Requirement: Transcribe the material verbatim in full; the pictures do not belong in the copy.

Supplied information:
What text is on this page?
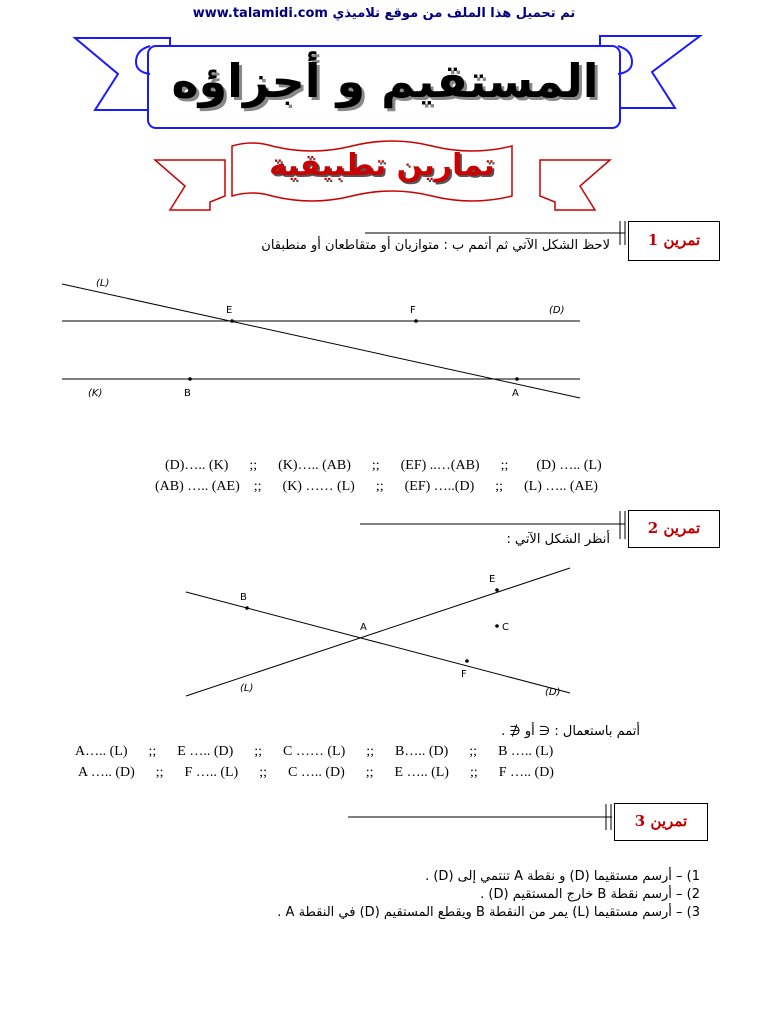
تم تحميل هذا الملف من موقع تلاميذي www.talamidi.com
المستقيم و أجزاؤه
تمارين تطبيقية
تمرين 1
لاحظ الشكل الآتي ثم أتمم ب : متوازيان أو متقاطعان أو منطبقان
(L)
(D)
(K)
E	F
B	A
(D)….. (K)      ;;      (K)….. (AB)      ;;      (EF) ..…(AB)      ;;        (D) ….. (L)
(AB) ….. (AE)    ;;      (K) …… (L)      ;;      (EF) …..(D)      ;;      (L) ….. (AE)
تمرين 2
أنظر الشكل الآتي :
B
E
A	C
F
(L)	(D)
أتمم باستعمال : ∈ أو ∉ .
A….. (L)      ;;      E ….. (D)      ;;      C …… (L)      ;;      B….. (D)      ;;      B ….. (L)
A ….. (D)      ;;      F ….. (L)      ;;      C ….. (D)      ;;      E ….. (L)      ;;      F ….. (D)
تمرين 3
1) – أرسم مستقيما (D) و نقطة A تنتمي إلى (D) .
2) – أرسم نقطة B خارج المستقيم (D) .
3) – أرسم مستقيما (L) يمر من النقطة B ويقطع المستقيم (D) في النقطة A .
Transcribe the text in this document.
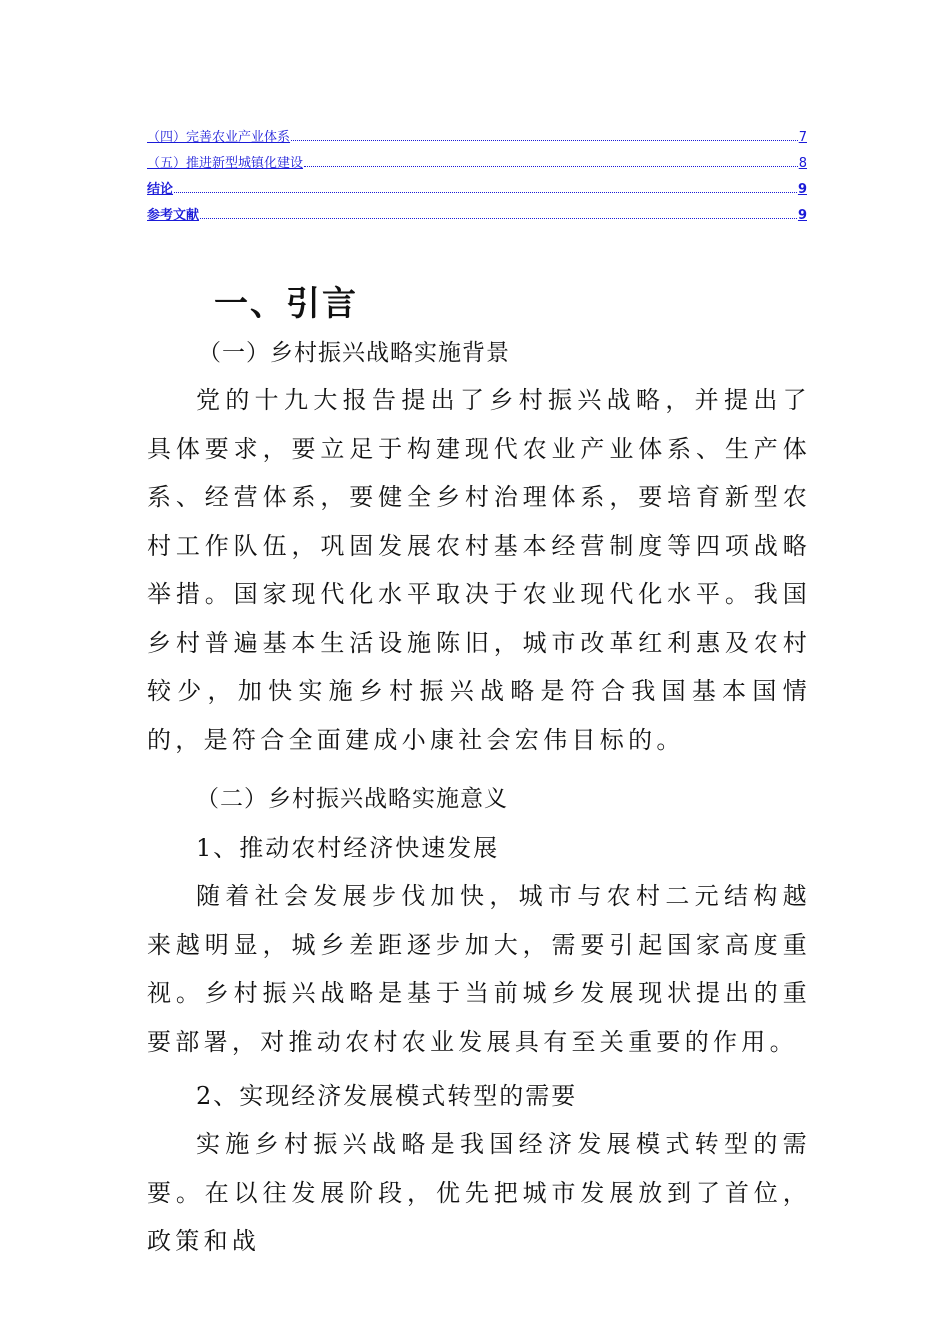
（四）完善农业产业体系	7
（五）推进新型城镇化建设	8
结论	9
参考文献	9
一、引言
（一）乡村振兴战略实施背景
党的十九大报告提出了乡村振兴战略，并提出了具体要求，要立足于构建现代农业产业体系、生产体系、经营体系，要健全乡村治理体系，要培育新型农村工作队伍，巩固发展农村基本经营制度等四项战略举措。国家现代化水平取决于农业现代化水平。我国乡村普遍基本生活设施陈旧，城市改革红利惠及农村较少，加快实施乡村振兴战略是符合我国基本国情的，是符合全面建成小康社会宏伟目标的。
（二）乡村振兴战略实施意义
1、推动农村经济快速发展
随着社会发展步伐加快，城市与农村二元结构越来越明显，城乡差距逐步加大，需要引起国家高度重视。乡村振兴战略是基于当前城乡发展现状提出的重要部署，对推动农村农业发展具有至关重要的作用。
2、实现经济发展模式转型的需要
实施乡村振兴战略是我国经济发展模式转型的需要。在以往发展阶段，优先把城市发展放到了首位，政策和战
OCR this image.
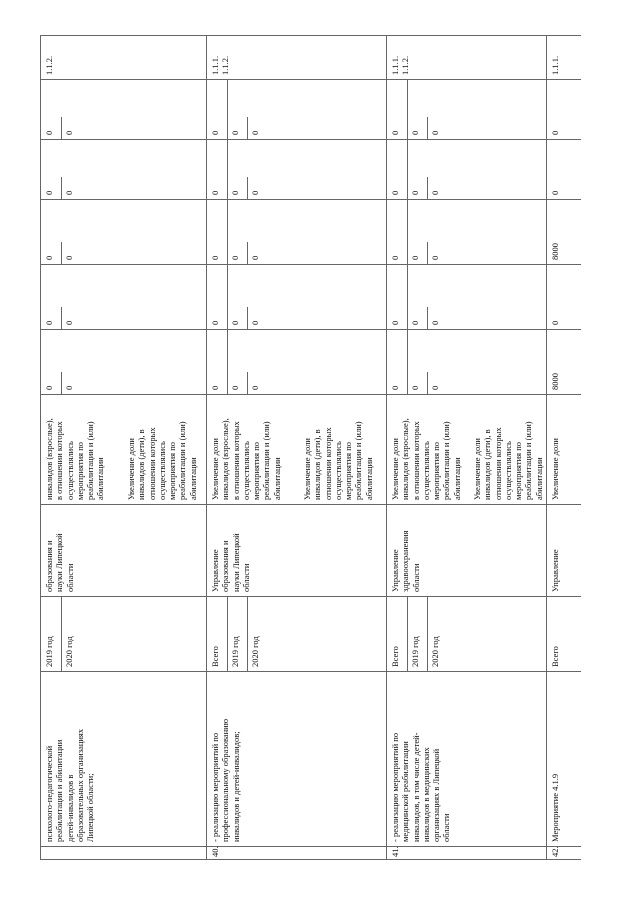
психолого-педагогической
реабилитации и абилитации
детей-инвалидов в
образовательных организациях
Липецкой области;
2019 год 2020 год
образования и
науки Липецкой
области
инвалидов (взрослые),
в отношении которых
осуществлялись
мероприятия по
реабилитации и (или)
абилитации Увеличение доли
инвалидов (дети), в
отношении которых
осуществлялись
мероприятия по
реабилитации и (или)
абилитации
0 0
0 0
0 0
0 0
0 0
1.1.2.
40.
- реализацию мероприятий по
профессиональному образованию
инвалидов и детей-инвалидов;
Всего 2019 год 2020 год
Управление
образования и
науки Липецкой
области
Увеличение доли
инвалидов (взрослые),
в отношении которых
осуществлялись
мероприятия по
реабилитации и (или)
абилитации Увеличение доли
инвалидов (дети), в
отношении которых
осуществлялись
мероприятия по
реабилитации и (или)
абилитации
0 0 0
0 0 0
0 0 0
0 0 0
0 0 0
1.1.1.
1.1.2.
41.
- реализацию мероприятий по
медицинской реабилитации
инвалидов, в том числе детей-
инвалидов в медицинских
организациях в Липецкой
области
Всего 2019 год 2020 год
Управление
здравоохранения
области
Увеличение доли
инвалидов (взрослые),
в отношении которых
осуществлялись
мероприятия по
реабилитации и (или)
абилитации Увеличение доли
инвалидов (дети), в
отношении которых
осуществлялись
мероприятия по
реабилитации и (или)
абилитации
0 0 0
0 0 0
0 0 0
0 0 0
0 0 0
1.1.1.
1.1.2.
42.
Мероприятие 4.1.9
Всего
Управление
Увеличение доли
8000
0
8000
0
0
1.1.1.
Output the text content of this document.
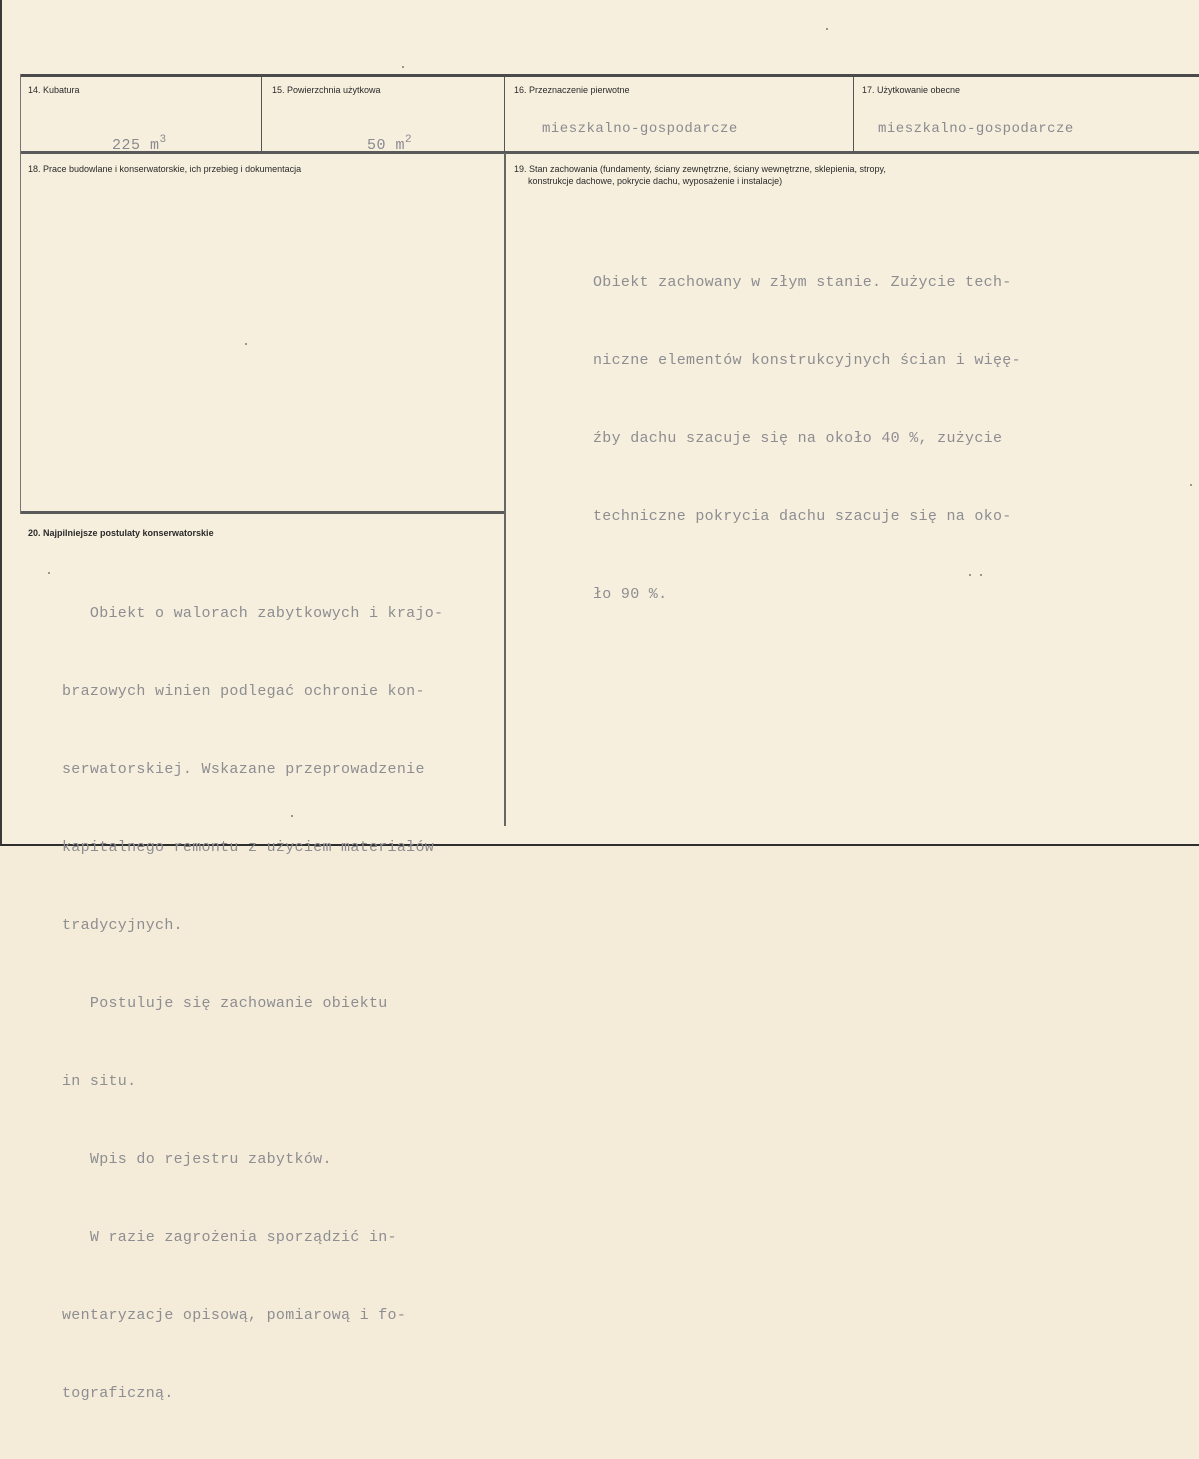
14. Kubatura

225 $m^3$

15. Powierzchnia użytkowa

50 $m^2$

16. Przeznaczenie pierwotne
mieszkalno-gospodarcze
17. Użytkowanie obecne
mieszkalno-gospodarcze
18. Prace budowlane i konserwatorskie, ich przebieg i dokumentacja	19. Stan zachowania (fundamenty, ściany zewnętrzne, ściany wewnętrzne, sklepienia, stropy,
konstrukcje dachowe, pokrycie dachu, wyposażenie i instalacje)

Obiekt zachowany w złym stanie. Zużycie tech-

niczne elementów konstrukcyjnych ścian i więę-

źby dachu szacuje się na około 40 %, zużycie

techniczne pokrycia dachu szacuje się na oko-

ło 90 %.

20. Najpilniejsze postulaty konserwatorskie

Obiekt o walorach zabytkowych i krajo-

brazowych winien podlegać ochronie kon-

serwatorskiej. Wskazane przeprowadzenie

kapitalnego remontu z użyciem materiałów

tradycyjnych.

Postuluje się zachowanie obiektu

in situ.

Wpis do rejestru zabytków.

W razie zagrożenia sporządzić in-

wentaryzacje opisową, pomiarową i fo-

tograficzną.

Exercise answer:
What text is on this page?
تم تحميل هذا الملف من موقع تلاميذي www.talamidi.com
المستقيم و أجزاؤه
تمارين تطبيقية
تمرين 1
لاحظ الشكل الآتي ثم أتمم ب : متوازيان أو متقاطعان أو منطبقان
(L)
(D)
(K)
E	F
B	A
(D)….. (K)      ;;      (K)….. (AB)      ;;      (EF) ..…(AB)      ;;        (D) ….. (L)
(AB) ….. (AE)    ;;      (K) …… (L)      ;;      (EF) …..(D)      ;;      (L) ….. (AE)
تمرين 2
أنظر الشكل الآتي :
B
E
A	C
F
(L)	(D)
أتمم باستعمال : ∈ أو ∉ .
A….. (L)      ;;      E ….. (D)      ;;      C …… (L)      ;;      B….. (D)      ;;      B ….. (L)
A ….. (D)      ;;      F ….. (L)      ;;      C ….. (D)      ;;      E ….. (L)      ;;      F ….. (D)
تمرين 3
1) – أرسم مستقيما (D) و نقطة A تنتمي إلى (D) .
2) – أرسم نقطة B خارج المستقيم (D) .
3) – أرسم مستقيما (L) يمر من النقطة B ويقطع المستقيم (D) في النقطة A .
Transcribe the text in this document.
（四）完善农业产业体系	7
（五）推进新型城镇化建设	8
结论	9
参考文献	9
一、引言
（一）乡村振兴战略实施背景
党的十九大报告提出了乡村振兴战略，并提出了具体要求，要立足于构建现代农业产业体系、生产体系、经营体系，要健全乡村治理体系，要培育新型农村工作队伍，巩固发展农村基本经营制度等四项战略举措。国家现代化水平取决于农业现代化水平。我国乡村普遍基本生活设施陈旧，城市改革红利惠及农村较少，加快实施乡村振兴战略是符合我国基本国情的，是符合全面建成小康社会宏伟目标的。
（二）乡村振兴战略实施意义
1、推动农村经济快速发展
随着社会发展步伐加快，城市与农村二元结构越来越明显，城乡差距逐步加大，需要引起国家高度重视。乡村振兴战略是基于当前城乡发展现状提出的重要部署，对推动农村农业发展具有至关重要的作用。
2、实现经济发展模式转型的需要
实施乡村振兴战略是我国经济发展模式转型的需要。在以往发展阶段，优先把城市发展放到了首位，政策和战
OCR this image.
психолого-педагогической
реабилитации и абилитации
детей-инвалидов в
образовательных организациях
Липецкой области;
2019 год 2020 год
образования и
науки Липецкой
области
инвалидов (взрослые),
в отношении которых
осуществлялись
мероприятия по
реабилитации и (или)
абилитации Увеличение доли
инвалидов (дети), в
отношении которых
осуществлялись
мероприятия по
реабилитации и (или)
абилитации
0 0
0 0
0 0
0 0
0 0
1.1.2.
40.
- реализацию мероприятий по
профессиональному образованию
инвалидов и детей-инвалидов;
Всего 2019 год 2020 год
Управление
образования и
науки Липецкой
области
Увеличение доли
инвалидов (взрослые),
в отношении которых
осуществлялись
мероприятия по
реабилитации и (или)
абилитации Увеличение доли
инвалидов (дети), в
отношении которых
осуществлялись
мероприятия по
реабилитации и (или)
абилитации
0 0 0
0 0 0
0 0 0
0 0 0
0 0 0
1.1.1.
1.1.2.
41.
- реализацию мероприятий по
медицинской реабилитации
инвалидов, в том числе детей-
инвалидов в медицинских
организациях в Липецкой
области
Всего 2019 год 2020 год
Управление
здравоохранения
области
Увеличение доли
инвалидов (взрослые),
в отношении которых
осуществлялись
мероприятия по
реабилитации и (или)
абилитации Увеличение доли
инвалидов (дети), в
отношении которых
осуществлялись
мероприятия по
реабилитации и (или)
абилитации
0 0 0
0 0 0
0 0 0
0 0 0
0 0 0
1.1.1.
1.1.2.
42.
Мероприятие 4.1.9
Всего
Управление
Увеличение доли
8000
0
8000
0
0
1.1.1.
Output the text content of this document.
14. Kubatura

225 $m^3$

15. Powierzchnia użytkowa

50 $m^2$

16. Przeznaczenie pierwotne
mieszkalno-gospodarcze
17. Użytkowanie obecne
mieszkalno-gospodarcze
18. Prace budowlane i konserwatorskie, ich przebieg i dokumentacja	19. Stan zachowania (fundamenty, ściany zewnętrzne, ściany wewnętrzne, sklepienia, stropy,
konstrukcje dachowe, pokrycie dachu, wyposażenie i instalacje)

Obiekt zachowany w złym stanie. Zużycie tech-

niczne elementów konstrukcyjnych ścian i więę-

źby dachu szacuje się na około 40 %, zużycie

techniczne pokrycia dachu szacuje się na oko-

ło 90 %.

20. Najpilniejsze postulaty konserwatorskie

Obiekt o walorach zabytkowych i krajo-

brazowych winien podlegać ochronie kon-

serwatorskiej. Wskazane przeprowadzenie

kapitalnego remontu z użyciem materiałów

tradycyjnych.

Postuluje się zachowanie obiektu

in situ.

Wpis do rejestru zabytków.

W razie zagrożenia sporządzić in-

wentaryzacje opisową, pomiarową i fo-

tograficzną.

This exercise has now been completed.